● **The task**
The records below are to be quoted in full; please keep every word exact.

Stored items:
——————
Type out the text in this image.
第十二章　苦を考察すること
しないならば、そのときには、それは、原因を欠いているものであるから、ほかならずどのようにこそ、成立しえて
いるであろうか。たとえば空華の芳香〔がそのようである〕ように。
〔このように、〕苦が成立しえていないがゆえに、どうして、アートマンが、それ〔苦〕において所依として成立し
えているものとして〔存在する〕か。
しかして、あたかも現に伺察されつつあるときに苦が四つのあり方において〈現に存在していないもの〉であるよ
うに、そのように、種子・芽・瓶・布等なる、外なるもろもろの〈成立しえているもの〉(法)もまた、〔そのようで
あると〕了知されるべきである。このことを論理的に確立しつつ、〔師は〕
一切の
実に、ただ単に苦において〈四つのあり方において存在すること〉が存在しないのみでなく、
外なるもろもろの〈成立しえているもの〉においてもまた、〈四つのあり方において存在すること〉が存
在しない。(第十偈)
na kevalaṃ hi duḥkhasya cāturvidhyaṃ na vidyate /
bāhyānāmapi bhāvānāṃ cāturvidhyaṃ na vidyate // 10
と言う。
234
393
——————
● **Expected answer**
Type out the text in this image.
第十二章　苦を考察すること
しないならば、そのときには、それは、原因を欠いているものであるから、ほかならずどのようにこそ、成立しえて
いるであろうか。たとえば空華の芳香〔がそのようである〕ように。
〔このように、〕苦が成立しえていないがゆえに、どうして、アートマンが、それ〔苦〕において所依として成立し
えているものとして〔存在する〕か。
しかして、あたかも現に伺察されつつあるときに苦が四つのあり方において〈現に存在していないもの〉であるよ
うに、そのように、種子・芽・瓶・布等なる、外なるもろもろの〈成立しえているもの〉(法)もまた、〔そのようで
あると〕了知されるべきである。このことを論理的に確立しつつ、〔師は〕
一切の
実に、ただ単に苦において〈四つのあり方において存在すること〉が存在しないのみでなく、
外なるもろもろの〈成立しえているもの〉においてもまた、〈四つのあり方において存在すること〉が存
在しない。(第十偈)
na kevalaṃ hi duḥkhasya cāturvidhyaṃ na vidyate /
bāhyānāmapi bhāvānāṃ cāturvidhyaṃ na vidyate // 10
と言う。
234
393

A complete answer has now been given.